— To be done —
Copy out each line exactly; pictures stay out of the copy.

— Working data —
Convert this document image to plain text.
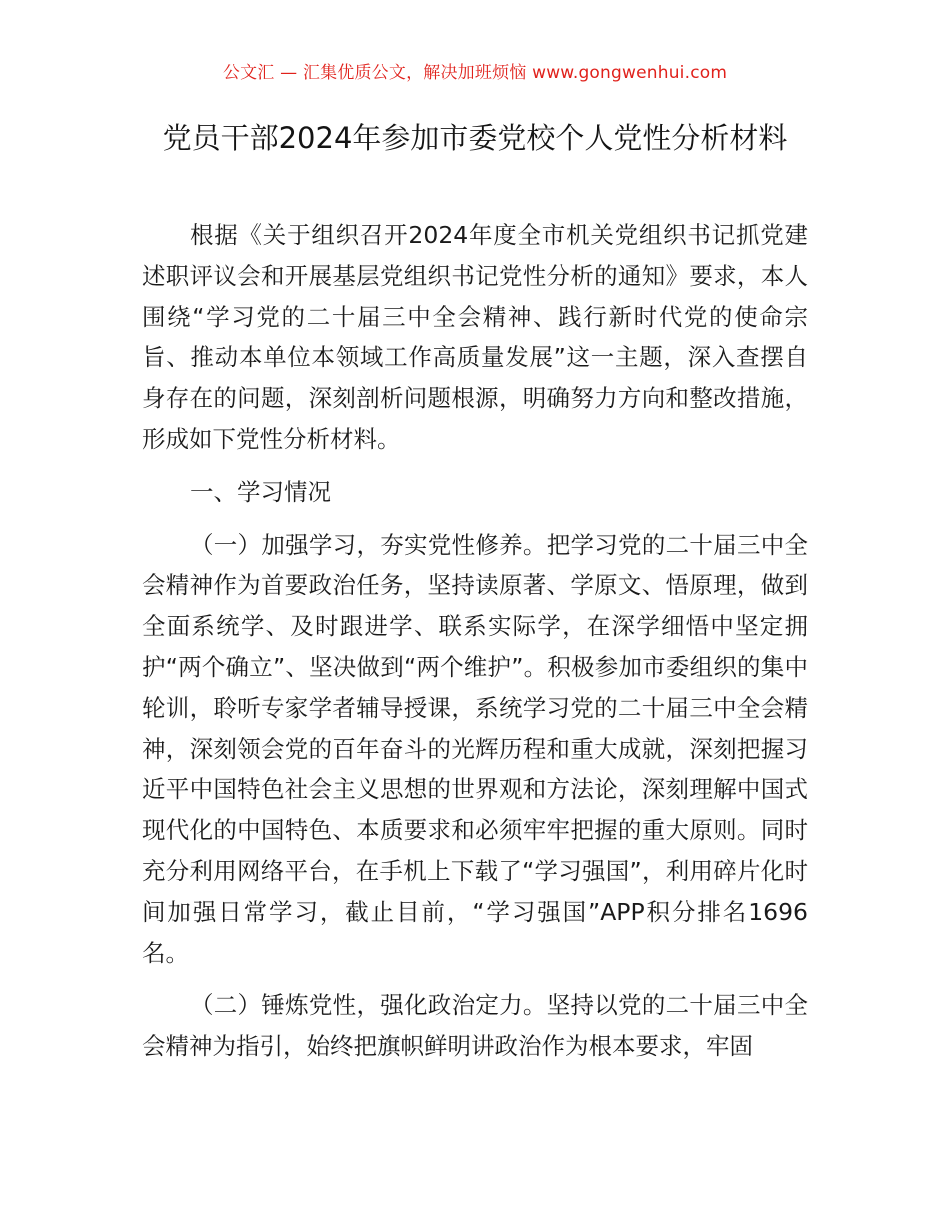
公文汇 — 汇集优质公文，解决加班烦恼 www.gongwenhui.com
党员干部2024年参加市委党校个人党性分析材料

根据《关于组织召开2024年度全市机关党组织书记抓党建述职评议会和开展基层党组织书记党性分析的通知》要求，本人围绕“学习党的二十届三中全会精神、践行新时代党的使命宗旨、推动本单位本领域工作高质量发展”这一主题，深入查摆自身存在的问题，深刻剖析问题根源，明确努力方向和整改措施，形成如下党性分析材料。

一、学习情况

（一）加强学习，夯实党性修养。把学习党的二十届三中全会精神作为首要政治任务，坚持读原著、学原文、悟原理，做到全面系统学、及时跟进学、联系实际学，在深学细悟中坚定拥护“两个确立”、坚决做到“两个维护”。积极参加市委组织的集中轮训，聆听专家学者辅导授课，系统学习党的二十届三中全会精神，深刻领会党的百年奋斗的光辉历程和重大成就，深刻把握习近平中国特色社会主义思想的世界观和方法论，深刻理解中国式现代化的中国特色、本质要求和必须牢牢把握的重大原则。同时充分利用网络平台，在手机上下载了“学习强国”，利用碎片化时间加强日常学习，截止目前，“学习强国”APP积分排名1696名。

（二）锤炼党性，强化政治定力。坚持以党的二十届三中全会精神为指引，始终把旗帜鲜明讲政治作为根本要求，牢固
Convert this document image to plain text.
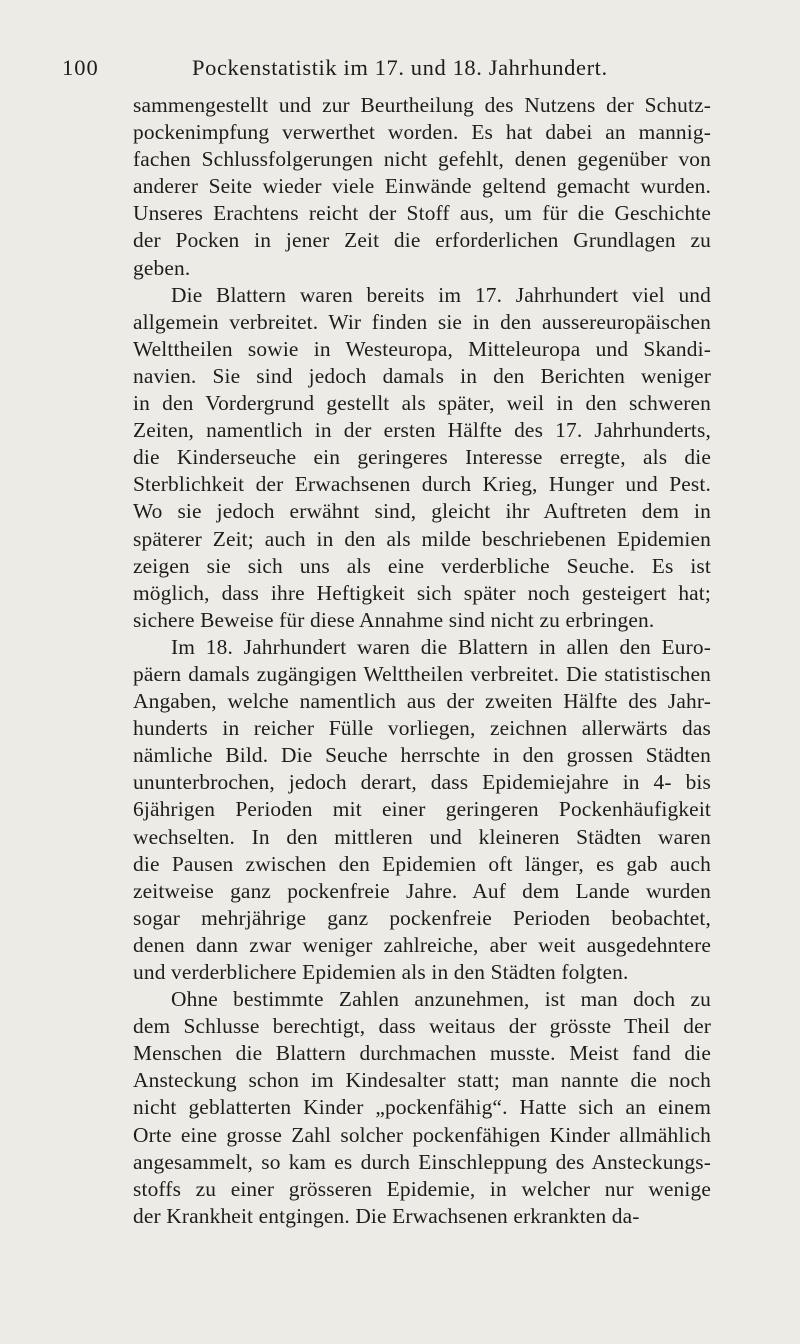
100	Pockenstatistik im 17. und 18. Jahrhundert.
sammengestellt und zur Beurtheilung des Nutzens der Schutz-
pockenimpfung verwerthet worden. Es hat dabei an mannig-
fachen Schlussfolgerungen nicht gefehlt, denen gegenüber von
anderer Seite wieder viele Einwände geltend gemacht wurden.
Unseres Erachtens reicht der Stoff aus, um für die Geschichte
der Pocken in jener Zeit die erforderlichen Grundlagen zu
geben.
Die Blattern waren bereits im 17. Jahrhundert viel und
allgemein verbreitet. Wir finden sie in den aussereuropäischen
Welttheilen sowie in Westeuropa, Mitteleuropa und Skandi-
navien. Sie sind jedoch damals in den Berichten weniger
in den Vordergrund gestellt als später, weil in den schweren
Zeiten, namentlich in der ersten Hälfte des 17. Jahrhunderts,
die Kinderseuche ein geringeres Interesse erregte, als die
Sterblichkeit der Erwachsenen durch Krieg, Hunger und Pest.
Wo sie jedoch erwähnt sind, gleicht ihr Auftreten dem in
späterer Zeit; auch in den als milde beschriebenen Epidemien
zeigen sie sich uns als eine verderbliche Seuche. Es ist
möglich, dass ihre Heftigkeit sich später noch gesteigert hat;
sichere Beweise für diese Annahme sind nicht zu erbringen.
Im 18. Jahrhundert waren die Blattern in allen den Euro-
päern damals zugängigen Welttheilen verbreitet. Die statistischen
Angaben, welche namentlich aus der zweiten Hälfte des Jahr-
hunderts in reicher Fülle vorliegen, zeichnen allerwärts das
nämliche Bild. Die Seuche herrschte in den grossen Städten
ununterbrochen, jedoch derart, dass Epidemiejahre in 4- bis
6jährigen Perioden mit einer geringeren Pockenhäufigkeit
wechselten. In den mittleren und kleineren Städten waren
die Pausen zwischen den Epidemien oft länger, es gab auch
zeitweise ganz pockenfreie Jahre. Auf dem Lande wurden
sogar mehrjährige ganz pockenfreie Perioden beobachtet,
denen dann zwar weniger zahlreiche, aber weit ausgedehntere
und verderblichere Epidemien als in den Städten folgten.
Ohne bestimmte Zahlen anzunehmen, ist man doch zu
dem Schlusse berechtigt, dass weitaus der grösste Theil der
Menschen die Blattern durchmachen musste. Meist fand die
Ansteckung schon im Kindesalter statt; man nannte die noch
nicht geblatterten Kinder „pockenfähig“. Hatte sich an einem
Orte eine grosse Zahl solcher pockenfähigen Kinder allmählich
angesammelt, so kam es durch Einschleppung des Ansteckungs-
stoffs zu einer grösseren Epidemie, in welcher nur wenige
der Krankheit entgingen. Die Erwachsenen erkrankten da-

— Result of this task —
Convert this document image to plain text.
公文汇 — 汇集优质公文，解决加班烦恼 www.gongwenhui.com
党员干部2024年参加市委党校个人党性分析材料

根据《关于组织召开2024年度全市机关党组织书记抓党建述职评议会和开展基层党组织书记党性分析的通知》要求，本人围绕“学习党的二十届三中全会精神、践行新时代党的使命宗旨、推动本单位本领域工作高质量发展”这一主题，深入查摆自身存在的问题，深刻剖析问题根源，明确努力方向和整改措施，形成如下党性分析材料。

一、学习情况

（一）加强学习，夯实党性修养。把学习党的二十届三中全会精神作为首要政治任务，坚持读原著、学原文、悟原理，做到全面系统学、及时跟进学、联系实际学，在深学细悟中坚定拥护“两个确立”、坚决做到“两个维护”。积极参加市委组织的集中轮训，聆听专家学者辅导授课，系统学习党的二十届三中全会精神，深刻领会党的百年奋斗的光辉历程和重大成就，深刻把握习近平中国特色社会主义思想的世界观和方法论，深刻理解中国式现代化的中国特色、本质要求和必须牢牢把握的重大原则。同时充分利用网络平台，在手机上下载了“学习强国”，利用碎片化时间加强日常学习，截止目前，“学习强国”APP积分排名1696名。

（二）锤炼党性，强化政治定力。坚持以党的二十届三中全会精神为指引，始终把旗帜鲜明讲政治作为根本要求，牢固
Convert this document image to plain text.
100	Pockenstatistik im 17. und 18. Jahrhundert.
sammengestellt und zur Beurtheilung des Nutzens der Schutz-
pockenimpfung verwerthet worden. Es hat dabei an mannig-
fachen Schlussfolgerungen nicht gefehlt, denen gegenüber von
anderer Seite wieder viele Einwände geltend gemacht wurden.
Unseres Erachtens reicht der Stoff aus, um für die Geschichte
der Pocken in jener Zeit die erforderlichen Grundlagen zu
geben.
Die Blattern waren bereits im 17. Jahrhundert viel und
allgemein verbreitet. Wir finden sie in den aussereuropäischen
Welttheilen sowie in Westeuropa, Mitteleuropa und Skandi-
navien. Sie sind jedoch damals in den Berichten weniger
in den Vordergrund gestellt als später, weil in den schweren
Zeiten, namentlich in der ersten Hälfte des 17. Jahrhunderts,
die Kinderseuche ein geringeres Interesse erregte, als die
Sterblichkeit der Erwachsenen durch Krieg, Hunger und Pest.
Wo sie jedoch erwähnt sind, gleicht ihr Auftreten dem in
späterer Zeit; auch in den als milde beschriebenen Epidemien
zeigen sie sich uns als eine verderbliche Seuche. Es ist
möglich, dass ihre Heftigkeit sich später noch gesteigert hat;
sichere Beweise für diese Annahme sind nicht zu erbringen.
Im 18. Jahrhundert waren die Blattern in allen den Euro-
päern damals zugängigen Welttheilen verbreitet. Die statistischen
Angaben, welche namentlich aus der zweiten Hälfte des Jahr-
hunderts in reicher Fülle vorliegen, zeichnen allerwärts das
nämliche Bild. Die Seuche herrschte in den grossen Städten
ununterbrochen, jedoch derart, dass Epidemiejahre in 4- bis
6jährigen Perioden mit einer geringeren Pockenhäufigkeit
wechselten. In den mittleren und kleineren Städten waren
die Pausen zwischen den Epidemien oft länger, es gab auch
zeitweise ganz pockenfreie Jahre. Auf dem Lande wurden
sogar mehrjährige ganz pockenfreie Perioden beobachtet,
denen dann zwar weniger zahlreiche, aber weit ausgedehntere
und verderblichere Epidemien als in den Städten folgten.
Ohne bestimmte Zahlen anzunehmen, ist man doch zu
dem Schlusse berechtigt, dass weitaus der grösste Theil der
Menschen die Blattern durchmachen musste. Meist fand die
Ansteckung schon im Kindesalter statt; man nannte die noch
nicht geblatterten Kinder „pockenfähig“. Hatte sich an einem
Orte eine grosse Zahl solcher pockenfähigen Kinder allmählich
angesammelt, so kam es durch Einschleppung des Ansteckungs-
stoffs zu einer grösseren Epidemie, in welcher nur wenige
der Krankheit entgingen. Die Erwachsenen erkrankten da-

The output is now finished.